[Start]

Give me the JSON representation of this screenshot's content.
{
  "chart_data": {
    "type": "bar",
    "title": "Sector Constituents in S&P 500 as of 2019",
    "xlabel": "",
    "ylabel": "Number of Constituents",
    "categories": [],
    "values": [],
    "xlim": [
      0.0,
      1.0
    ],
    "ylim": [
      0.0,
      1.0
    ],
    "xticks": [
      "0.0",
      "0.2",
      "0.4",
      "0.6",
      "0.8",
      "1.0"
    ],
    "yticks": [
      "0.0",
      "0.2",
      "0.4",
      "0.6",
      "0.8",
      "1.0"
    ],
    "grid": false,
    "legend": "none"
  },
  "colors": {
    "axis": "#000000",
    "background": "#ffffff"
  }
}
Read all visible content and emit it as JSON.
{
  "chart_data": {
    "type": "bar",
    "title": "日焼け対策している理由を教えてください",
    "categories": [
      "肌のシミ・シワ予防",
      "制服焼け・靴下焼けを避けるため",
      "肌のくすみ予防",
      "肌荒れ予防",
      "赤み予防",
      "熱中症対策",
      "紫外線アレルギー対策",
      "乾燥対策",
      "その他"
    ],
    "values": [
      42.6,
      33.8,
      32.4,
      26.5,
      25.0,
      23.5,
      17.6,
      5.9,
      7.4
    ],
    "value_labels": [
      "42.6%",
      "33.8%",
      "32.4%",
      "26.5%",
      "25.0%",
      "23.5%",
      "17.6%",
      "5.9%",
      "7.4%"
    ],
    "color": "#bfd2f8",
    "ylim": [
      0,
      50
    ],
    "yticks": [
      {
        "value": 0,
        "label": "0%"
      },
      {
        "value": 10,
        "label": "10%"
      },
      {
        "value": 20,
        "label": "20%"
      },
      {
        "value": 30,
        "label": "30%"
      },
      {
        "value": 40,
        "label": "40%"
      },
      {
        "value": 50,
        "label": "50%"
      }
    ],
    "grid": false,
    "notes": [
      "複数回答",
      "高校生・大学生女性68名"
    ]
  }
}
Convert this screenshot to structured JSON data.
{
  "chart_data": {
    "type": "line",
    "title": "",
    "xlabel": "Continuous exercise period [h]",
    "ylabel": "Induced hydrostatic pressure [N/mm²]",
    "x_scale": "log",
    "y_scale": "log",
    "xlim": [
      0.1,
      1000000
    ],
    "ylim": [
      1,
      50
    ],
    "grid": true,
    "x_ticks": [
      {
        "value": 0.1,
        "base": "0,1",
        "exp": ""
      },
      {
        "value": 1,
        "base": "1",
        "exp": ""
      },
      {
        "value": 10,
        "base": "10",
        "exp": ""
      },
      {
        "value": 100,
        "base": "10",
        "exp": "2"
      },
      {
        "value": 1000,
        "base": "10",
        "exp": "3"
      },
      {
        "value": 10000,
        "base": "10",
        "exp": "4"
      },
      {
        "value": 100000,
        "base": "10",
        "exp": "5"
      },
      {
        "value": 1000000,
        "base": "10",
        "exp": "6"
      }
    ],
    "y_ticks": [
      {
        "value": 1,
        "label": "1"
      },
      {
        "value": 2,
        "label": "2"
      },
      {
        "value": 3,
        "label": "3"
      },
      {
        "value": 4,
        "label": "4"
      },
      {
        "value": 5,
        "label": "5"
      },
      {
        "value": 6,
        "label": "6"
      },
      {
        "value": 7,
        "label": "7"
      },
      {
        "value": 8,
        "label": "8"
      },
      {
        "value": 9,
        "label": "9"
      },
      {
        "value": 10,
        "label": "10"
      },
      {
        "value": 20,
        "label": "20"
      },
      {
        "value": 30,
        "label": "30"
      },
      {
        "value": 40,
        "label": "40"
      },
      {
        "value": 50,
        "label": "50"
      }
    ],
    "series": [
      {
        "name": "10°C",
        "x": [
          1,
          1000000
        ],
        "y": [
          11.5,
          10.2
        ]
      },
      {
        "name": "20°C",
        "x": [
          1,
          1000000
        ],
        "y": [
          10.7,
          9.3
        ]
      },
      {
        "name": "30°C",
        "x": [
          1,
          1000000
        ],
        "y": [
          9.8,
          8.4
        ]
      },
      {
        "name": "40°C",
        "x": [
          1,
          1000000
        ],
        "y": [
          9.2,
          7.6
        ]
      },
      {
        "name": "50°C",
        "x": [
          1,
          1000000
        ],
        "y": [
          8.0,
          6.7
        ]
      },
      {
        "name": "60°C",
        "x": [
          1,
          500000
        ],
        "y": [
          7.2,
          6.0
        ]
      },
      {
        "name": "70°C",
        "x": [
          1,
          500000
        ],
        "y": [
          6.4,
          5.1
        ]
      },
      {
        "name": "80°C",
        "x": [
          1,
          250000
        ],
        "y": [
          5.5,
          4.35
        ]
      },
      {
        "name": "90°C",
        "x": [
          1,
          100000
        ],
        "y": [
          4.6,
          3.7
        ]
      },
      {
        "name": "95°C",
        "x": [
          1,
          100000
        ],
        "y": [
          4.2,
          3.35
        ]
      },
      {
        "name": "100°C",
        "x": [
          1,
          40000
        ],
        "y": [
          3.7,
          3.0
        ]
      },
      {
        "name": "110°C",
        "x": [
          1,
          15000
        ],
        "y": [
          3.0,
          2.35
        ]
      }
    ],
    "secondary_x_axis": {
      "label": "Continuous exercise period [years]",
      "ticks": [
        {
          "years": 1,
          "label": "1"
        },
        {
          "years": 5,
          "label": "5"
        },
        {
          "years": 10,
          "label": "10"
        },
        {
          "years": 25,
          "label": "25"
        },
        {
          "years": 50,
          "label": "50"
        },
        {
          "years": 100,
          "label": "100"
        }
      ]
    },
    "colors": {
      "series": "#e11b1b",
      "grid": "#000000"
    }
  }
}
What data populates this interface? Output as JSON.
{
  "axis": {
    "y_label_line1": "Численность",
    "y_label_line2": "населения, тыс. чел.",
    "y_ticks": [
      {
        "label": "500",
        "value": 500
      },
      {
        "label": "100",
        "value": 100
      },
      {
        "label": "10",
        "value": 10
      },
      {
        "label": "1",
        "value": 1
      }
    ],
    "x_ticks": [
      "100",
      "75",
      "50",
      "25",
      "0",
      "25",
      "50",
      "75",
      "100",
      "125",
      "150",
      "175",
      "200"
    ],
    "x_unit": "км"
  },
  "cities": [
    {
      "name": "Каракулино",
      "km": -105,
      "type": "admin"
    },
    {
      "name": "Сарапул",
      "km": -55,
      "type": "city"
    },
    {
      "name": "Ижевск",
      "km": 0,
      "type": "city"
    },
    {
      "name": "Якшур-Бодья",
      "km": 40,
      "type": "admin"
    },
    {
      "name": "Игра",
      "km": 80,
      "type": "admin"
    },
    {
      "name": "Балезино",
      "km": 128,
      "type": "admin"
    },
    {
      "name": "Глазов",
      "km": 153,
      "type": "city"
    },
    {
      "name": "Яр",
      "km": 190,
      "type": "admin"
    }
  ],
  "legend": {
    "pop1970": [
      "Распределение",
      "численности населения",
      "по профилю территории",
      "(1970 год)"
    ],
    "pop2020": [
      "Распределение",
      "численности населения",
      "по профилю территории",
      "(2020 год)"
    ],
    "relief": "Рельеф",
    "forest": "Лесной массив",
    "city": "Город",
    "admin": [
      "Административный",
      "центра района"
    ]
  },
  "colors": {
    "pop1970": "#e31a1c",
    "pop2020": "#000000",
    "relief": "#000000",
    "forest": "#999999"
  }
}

[End]

What the task requires: Whenever "content" turns up in a line, pick that line out.

Task response:
Give me the JSON representation of this screenshot's content.
Read all visible content and emit it as JSON.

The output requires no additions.